How many lines of these entries hold the string "upper"? Answer with the number alone.

Records from a collection of figures:
· · · · · · ·
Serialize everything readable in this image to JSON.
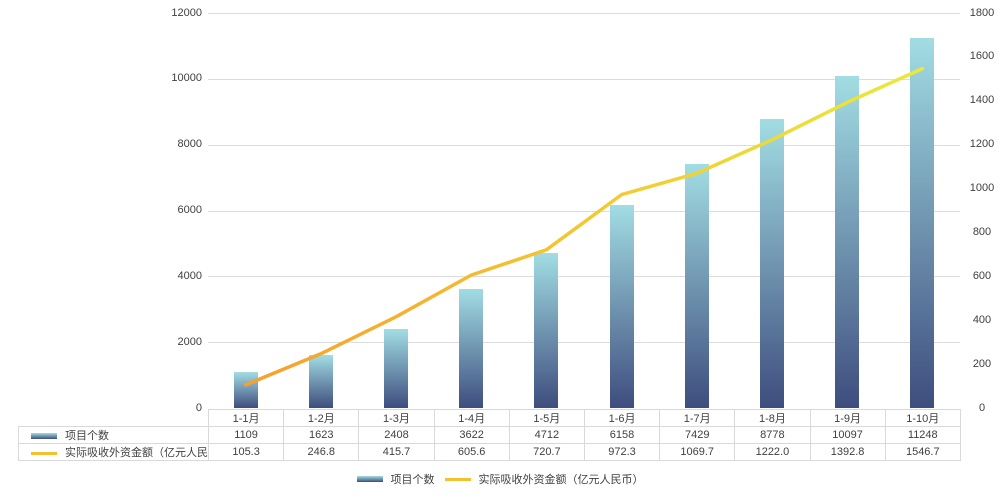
{
  "chart_data": {
    "type": "bar+line",
    "title": "",
    "categories": [
      "1-1月",
      "1-2月",
      "1-3月",
      "1-4月",
      "1-5月",
      "1-6月",
      "1-7月",
      "1-8月",
      "1-9月",
      "1-10月"
    ],
    "series": [
      {
        "name": "项目个数",
        "type": "bar",
        "axis": "left",
        "values": [
          1109,
          1623,
          2408,
          3622,
          4712,
          6158,
          7429,
          8778,
          10097,
          11248
        ],
        "labels": [
          "1109",
          "1623",
          "2408",
          "3622",
          "4712",
          "6158",
          "7429",
          "8778",
          "10097",
          "11248"
        ]
      },
      {
        "name": "实际吸收外资金额（亿元人民币）",
        "type": "line",
        "axis": "right",
        "values": [
          105.3,
          246.8,
          415.7,
          605.6,
          720.7,
          972.3,
          1069.7,
          1222.0,
          1392.8,
          1546.7
        ],
        "labels": [
          "105.3",
          "246.8",
          "415.7",
          "605.6",
          "720.7",
          "972.3",
          "1069.7",
          "1222.0",
          "1392.8",
          "1546.7"
        ]
      }
    ],
    "left_axis": {
      "min": 0,
      "max": 12000,
      "step": 2000,
      "ticks": [
        "12000",
        "10000",
        "8000",
        "6000",
        "4000",
        "2000",
        "0"
      ]
    },
    "right_axis": {
      "min": 0,
      "max": 1800,
      "step": 200,
      "ticks": [
        "1800",
        "1600",
        "1400",
        "1200",
        "1000",
        "800",
        "600",
        "400",
        "200",
        "0"
      ]
    },
    "grid": true,
    "legend_position": "bottom",
    "data_table_shown": true,
    "colors": {
      "bar_gradient_top": "#a2dde3",
      "bar_gradient_bottom": "#3e4d7e",
      "line_gradient_start": "#f6a02f",
      "line_gradient_mid": "#f2c833",
      "line_gradient_end": "#e9e93b",
      "swatch_gold": "#f2c32f",
      "grid_line": "#dcdcdc",
      "table_border": "#d9d9d9",
      "text": "#404040"
    }
  }
}
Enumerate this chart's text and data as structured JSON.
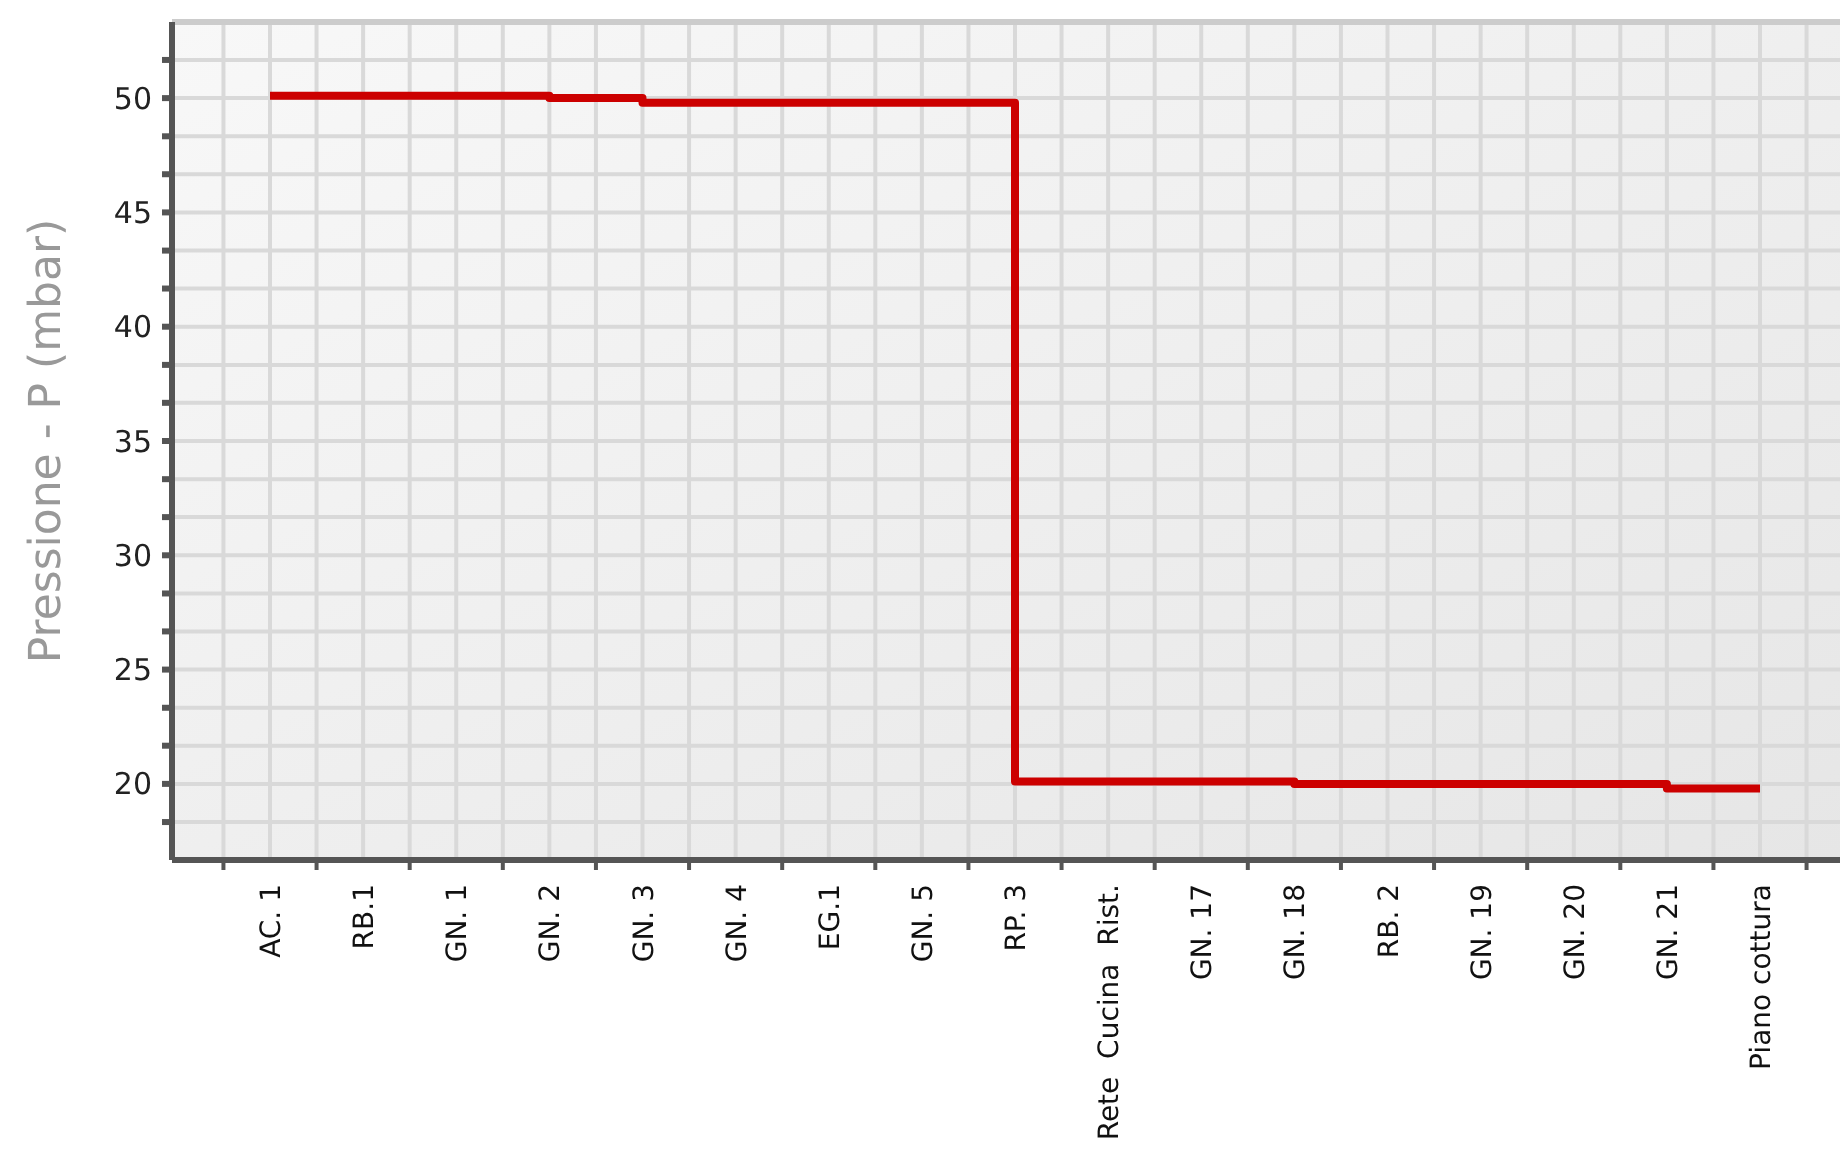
{
  "chart_data": {
    "type": "step",
    "ylabel": "Pressione - P (mbar)",
    "categories": [
      "AC. 1",
      "RB.1",
      "GN. 1",
      "GN. 2",
      "GN. 3",
      "GN. 4",
      "EG.1",
      "GN. 5",
      "RP. 3",
      "Rete  Cucina  Rist.",
      "GN. 17",
      "GN. 18",
      "RB. 2",
      "GN. 19",
      "GN. 20",
      "GN. 21",
      "Piano cottura"
    ],
    "series": [
      {
        "color": "#cc0000",
        "values": [
          50.1,
          50.1,
          50.1,
          50.0,
          49.8,
          49.8,
          49.8,
          49.8,
          20.1,
          20.1,
          20.1,
          20.0,
          20.0,
          20.0,
          20.0,
          19.8,
          19.8
        ]
      }
    ],
    "ylim": [
      16.67,
      53.33
    ],
    "yticks": [
      {
        "value": 18.33,
        "label": null
      },
      20,
      {
        "value": 21.67,
        "label": null
      },
      {
        "value": 23.33,
        "label": null
      },
      25,
      {
        "value": 26.67,
        "label": null
      },
      {
        "value": 28.33,
        "label": null
      },
      30,
      {
        "value": 31.67,
        "label": null
      },
      {
        "value": 33.33,
        "label": null
      },
      35,
      {
        "value": 36.67,
        "label": null
      },
      {
        "value": 38.33,
        "label": null
      },
      40,
      {
        "value": 41.67,
        "label": null
      },
      {
        "value": 43.33,
        "label": null
      },
      45,
      {
        "value": 46.67,
        "label": null
      },
      {
        "value": 48.33,
        "label": null
      },
      50,
      {
        "value": 51.67,
        "label": null
      }
    ],
    "grid": true,
    "marker": "none",
    "line_style": "solid"
  }
}
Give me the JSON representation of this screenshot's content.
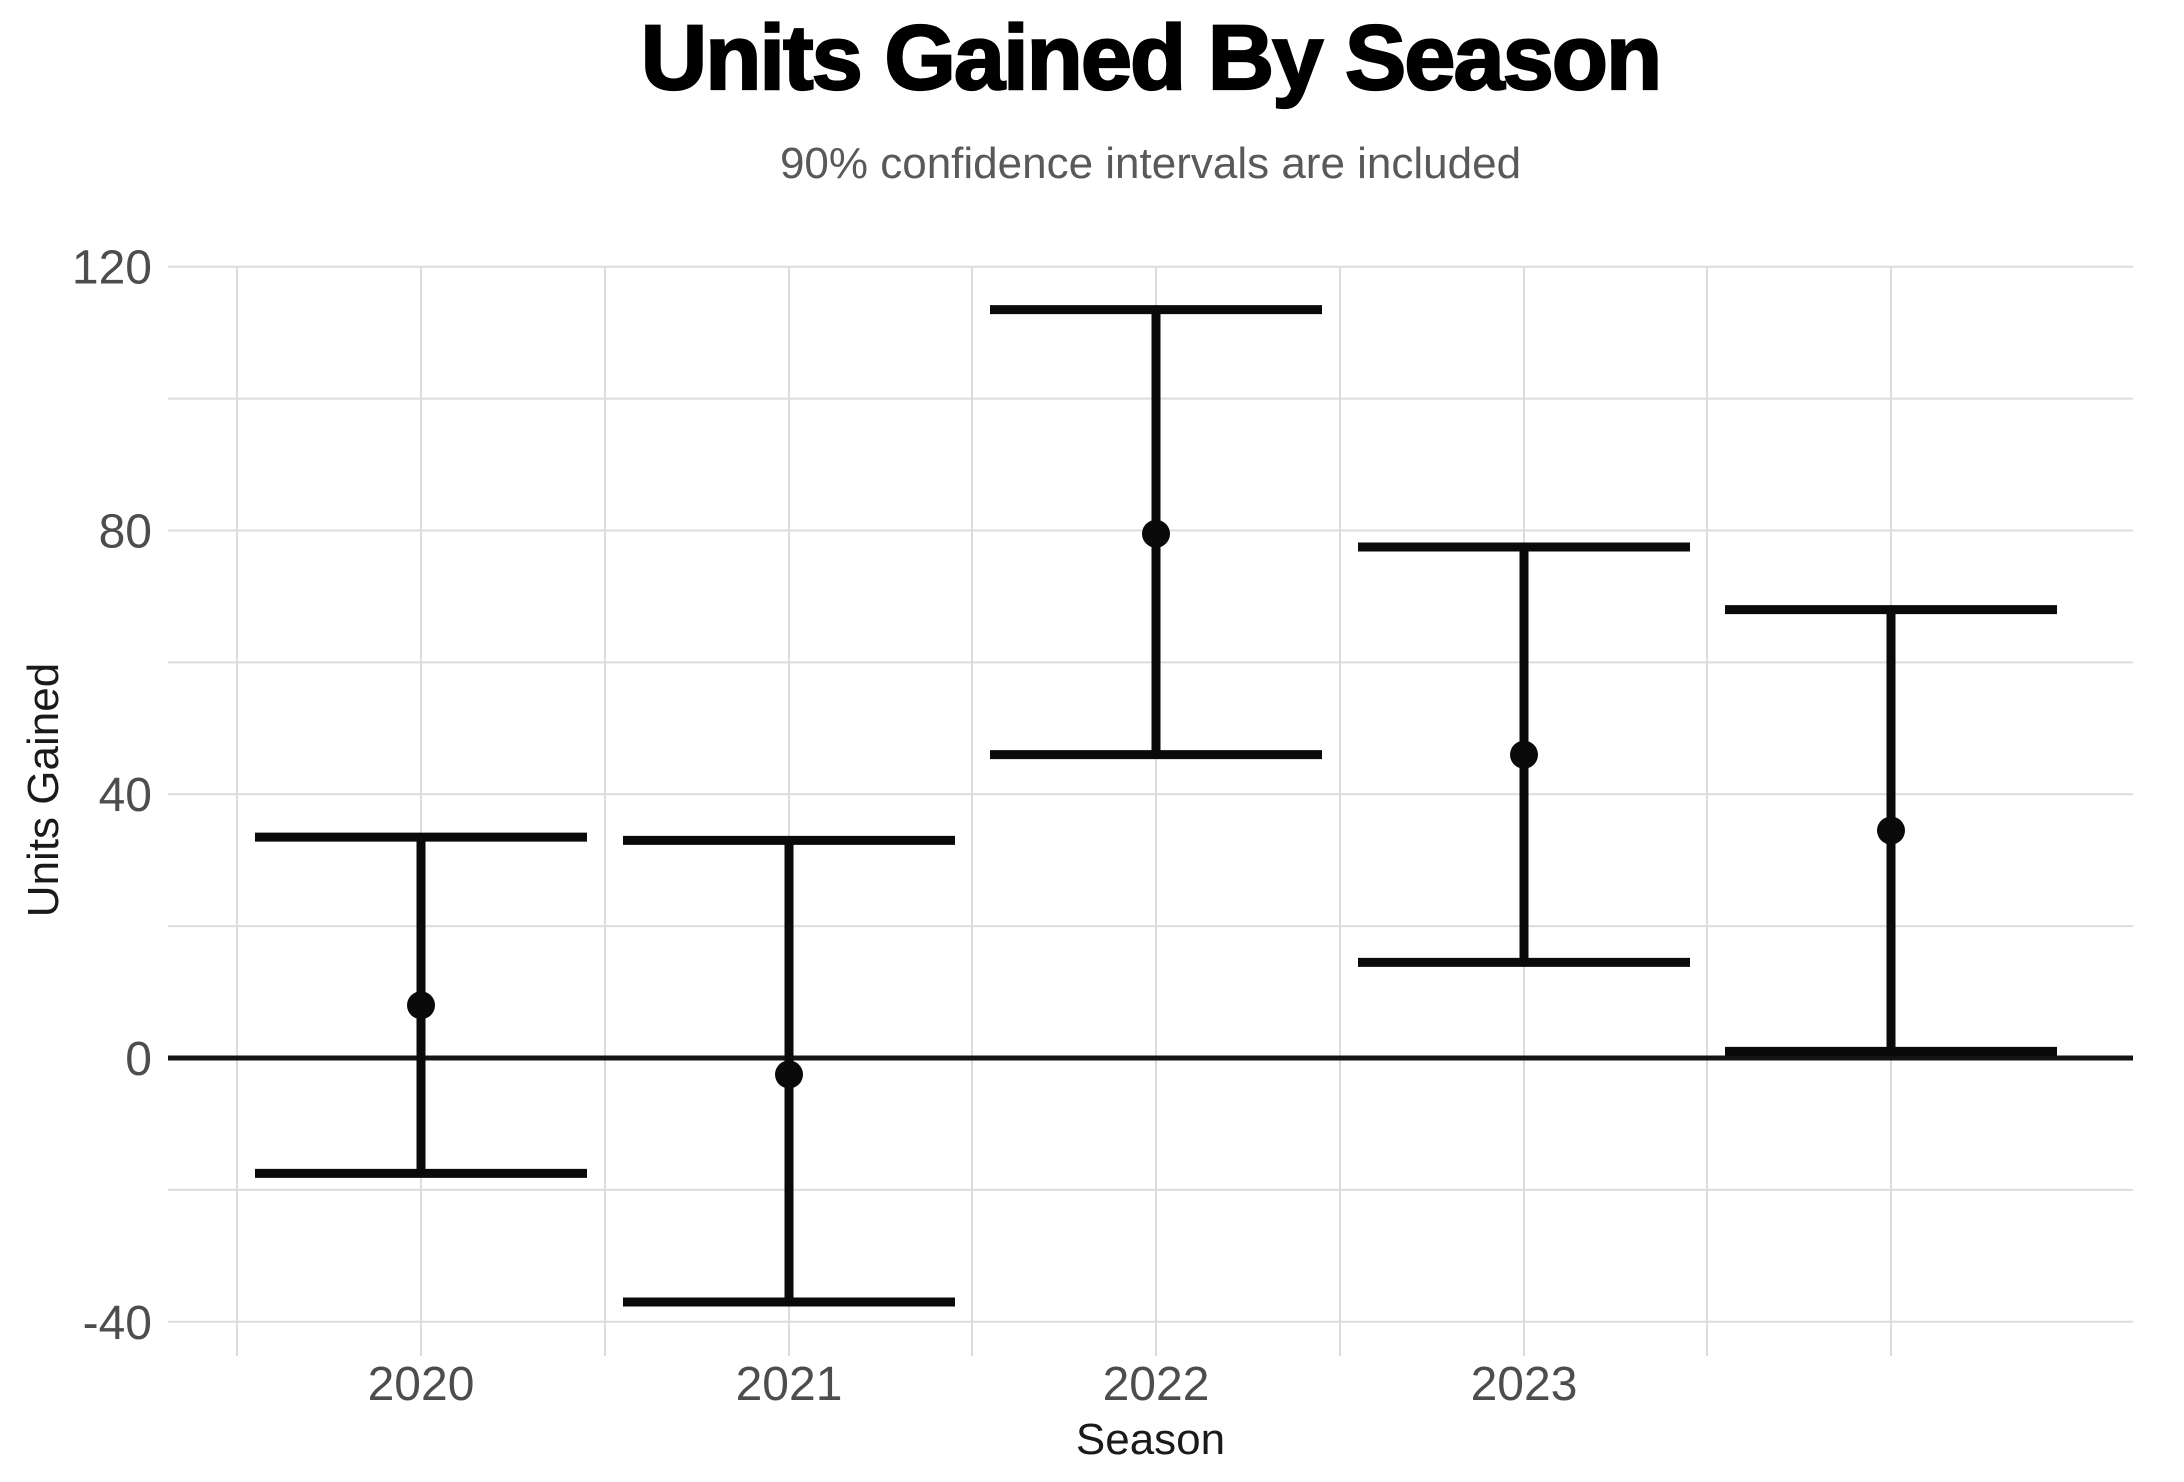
{
  "chart_data": {
    "type": "errorbar",
    "title": "Units Gained By Season",
    "subtitle": "90% confidence intervals are included",
    "xlabel": "Season",
    "ylabel": "Units Gained",
    "ylim": [
      -40,
      120
    ],
    "y_grid_step": 20,
    "y_ticks": [
      {
        "value": 120,
        "label": "120"
      },
      {
        "value": 80,
        "label": "80"
      },
      {
        "value": 40,
        "label": "40"
      },
      {
        "value": 0,
        "label": "0"
      },
      {
        "value": -40,
        "label": "-40"
      }
    ],
    "categories": [
      "2020",
      "2021",
      "2022",
      "2023",
      ""
    ],
    "points": [
      {
        "season": "2020",
        "center": 8,
        "lower": -17.5,
        "upper": 33.5
      },
      {
        "season": "2021",
        "center": -2.5,
        "lower": -37,
        "upper": 33
      },
      {
        "season": "2022",
        "center": 79.5,
        "lower": 46,
        "upper": 113.5
      },
      {
        "season": "2023",
        "center": 46,
        "lower": 14.5,
        "upper": 77.5
      },
      {
        "season": "",
        "center": 34.5,
        "lower": 1,
        "upper": 68
      }
    ],
    "zero_line": true,
    "grid": true,
    "legend": false,
    "colors": {
      "series": "#0a0a0a",
      "gridline": "#dcdcdc",
      "zero_line": "#141414",
      "tick_label": "#4d4d4d",
      "subtitle": "#595959",
      "title": "#000000",
      "axis_title": "#1a1a1a",
      "background": "#ffffff"
    }
  }
}
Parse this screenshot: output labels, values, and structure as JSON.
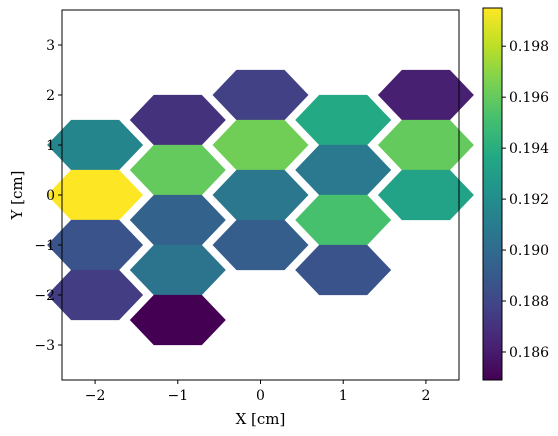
{
  "chart_data": {
    "type": "heatmap",
    "subtype": "hexagonal",
    "title": "",
    "xlabel": "X [cm]",
    "ylabel": "Y [cm]",
    "xlim": [
      -2.4,
      2.4
    ],
    "ylim": [
      -3.7,
      3.7
    ],
    "x_ticks": [
      -2,
      -1,
      0,
      1,
      2
    ],
    "x_tick_labels": [
      "−2",
      "−1",
      "0",
      "1",
      "2"
    ],
    "y_ticks": [
      -3,
      -2,
      -1,
      0,
      1,
      2,
      3
    ],
    "y_tick_labels": [
      "−3",
      "−2",
      "−1",
      "0",
      "1",
      "2",
      "3"
    ],
    "hex_radius": 0.58,
    "colormap": "viridis",
    "color_range": [
      0.1849,
      0.1995
    ],
    "colorbar_ticks": [
      0.186,
      0.188,
      0.19,
      0.192,
      0.194,
      0.196,
      0.198
    ],
    "colorbar_tick_labels": [
      "0.186",
      "0.188",
      "0.190",
      "0.192",
      "0.194",
      "0.196",
      "0.198"
    ],
    "grid": false,
    "cells": [
      {
        "x": -2.0,
        "y": 1.0,
        "value": 0.1915
      },
      {
        "x": -2.0,
        "y": 0.0,
        "value": 0.1995
      },
      {
        "x": -2.0,
        "y": -1.0,
        "value": 0.1887
      },
      {
        "x": -2.0,
        "y": -2.0,
        "value": 0.1875
      },
      {
        "x": -1.0,
        "y": 1.5,
        "value": 0.187
      },
      {
        "x": -1.0,
        "y": 0.5,
        "value": 0.196
      },
      {
        "x": -1.0,
        "y": -0.5,
        "value": 0.1895
      },
      {
        "x": -1.0,
        "y": -1.5,
        "value": 0.1905
      },
      {
        "x": -1.0,
        "y": -2.5,
        "value": 0.1849
      },
      {
        "x": 0.0,
        "y": 2.0,
        "value": 0.1877
      },
      {
        "x": 0.0,
        "y": 1.0,
        "value": 0.1963
      },
      {
        "x": 0.0,
        "y": 0.0,
        "value": 0.1907
      },
      {
        "x": 0.0,
        "y": -1.0,
        "value": 0.1892
      },
      {
        "x": 1.0,
        "y": 1.5,
        "value": 0.1937
      },
      {
        "x": 1.0,
        "y": 0.5,
        "value": 0.1908
      },
      {
        "x": 1.0,
        "y": -0.5,
        "value": 0.1952
      },
      {
        "x": 1.0,
        "y": -1.5,
        "value": 0.1887
      },
      {
        "x": 2.0,
        "y": 2.0,
        "value": 0.1862
      },
      {
        "x": 2.0,
        "y": 1.0,
        "value": 0.196
      },
      {
        "x": 2.0,
        "y": 0.0,
        "value": 0.1933
      }
    ]
  }
}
· · · · · · ·
_TASK ANSWER:_ 5